** Record set **
·····
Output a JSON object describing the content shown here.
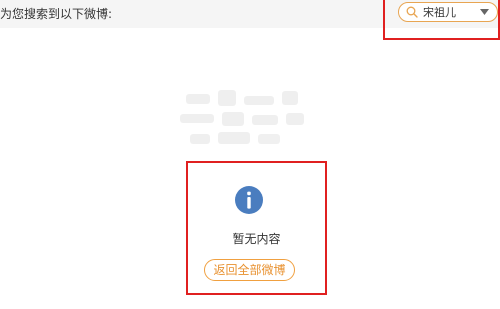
{
  "header": {
    "heading": "为您搜索到以下微博:"
  },
  "search": {
    "query": "宋祖儿",
    "icon": "search-icon",
    "dropdown_icon": "chevron-down-icon",
    "accent_color": "#e8a552"
  },
  "empty_state": {
    "icon": "info-icon",
    "icon_color": "#4a7dbf",
    "message": "暂无内容",
    "button_label": "返回全部微博",
    "button_color": "#e8912f"
  },
  "annotation": {
    "highlight_color": "#e02020"
  }
}
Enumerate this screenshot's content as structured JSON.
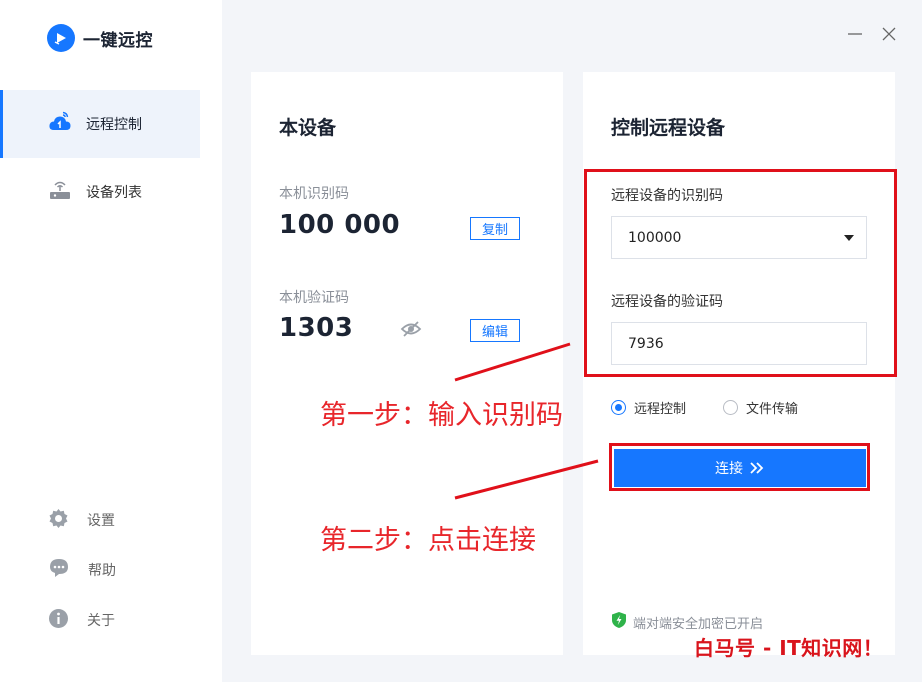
{
  "app": {
    "name": "一键远控"
  },
  "sidebar": {
    "items": [
      {
        "label": "远程控制",
        "active": true,
        "icon": "cloud-remote-icon"
      },
      {
        "label": "设备列表",
        "active": false,
        "icon": "device-list-icon"
      }
    ],
    "footer": [
      {
        "label": "设置",
        "icon": "gear-icon"
      },
      {
        "label": "帮助",
        "icon": "help-chat-icon"
      },
      {
        "label": "关于",
        "icon": "info-icon"
      }
    ]
  },
  "local": {
    "title": "本设备",
    "id_label": "本机识别码",
    "id_value": "100 000",
    "copy_label": "复制",
    "code_label": "本机验证码",
    "code_value": "1303",
    "edit_label": "编辑"
  },
  "remote": {
    "title": "控制远程设备",
    "id_label": "远程设备的识别码",
    "id_value": "100000",
    "code_label": "远程设备的验证码",
    "code_value": "7936",
    "mode_options": [
      {
        "label": "远程控制",
        "selected": true
      },
      {
        "label": "文件传输",
        "selected": false
      }
    ],
    "connect_label": "连接",
    "secure_text": "端对端安全加密已开启"
  },
  "annotations": {
    "step1": "第一步：输入识别码",
    "step2": "第二步：点击连接"
  },
  "watermark": "白马号 - IT知识网！",
  "colors": {
    "accent": "#1677ff",
    "annotation": "#e0101a",
    "secure": "#2fb34a"
  }
}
·····
Your task is an exact transcription of all the data, minus the pictures.

** Written answer **
Output a JSON object describing the content shown here.
{
  "header": {
    "heading": "为您搜索到以下微博:"
  },
  "search": {
    "query": "宋祖儿",
    "icon": "search-icon",
    "dropdown_icon": "chevron-down-icon",
    "accent_color": "#e8a552"
  },
  "empty_state": {
    "icon": "info-icon",
    "icon_color": "#4a7dbf",
    "message": "暂无内容",
    "button_label": "返回全部微博",
    "button_color": "#e8912f"
  },
  "annotation": {
    "highlight_color": "#e02020"
  }
}
Enumerate this screenshot's content as structured JSON.
{
  "app": {
    "name": "一键远控"
  },
  "sidebar": {
    "items": [
      {
        "label": "远程控制",
        "active": true,
        "icon": "cloud-remote-icon"
      },
      {
        "label": "设备列表",
        "active": false,
        "icon": "device-list-icon"
      }
    ],
    "footer": [
      {
        "label": "设置",
        "icon": "gear-icon"
      },
      {
        "label": "帮助",
        "icon": "help-chat-icon"
      },
      {
        "label": "关于",
        "icon": "info-icon"
      }
    ]
  },
  "local": {
    "title": "本设备",
    "id_label": "本机识别码",
    "id_value": "100 000",
    "copy_label": "复制",
    "code_label": "本机验证码",
    "code_value": "1303",
    "edit_label": "编辑"
  },
  "remote": {
    "title": "控制远程设备",
    "id_label": "远程设备的识别码",
    "id_value": "100000",
    "code_label": "远程设备的验证码",
    "code_value": "7936",
    "mode_options": [
      {
        "label": "远程控制",
        "selected": true
      },
      {
        "label": "文件传输",
        "selected": false
      }
    ],
    "connect_label": "连接",
    "secure_text": "端对端安全加密已开启"
  },
  "annotations": {
    "step1": "第一步：输入识别码",
    "step2": "第二步：点击连接"
  },
  "watermark": "白马号 - IT知识网！",
  "colors": {
    "accent": "#1677ff",
    "annotation": "#e0101a",
    "secure": "#2fb34a"
  }
}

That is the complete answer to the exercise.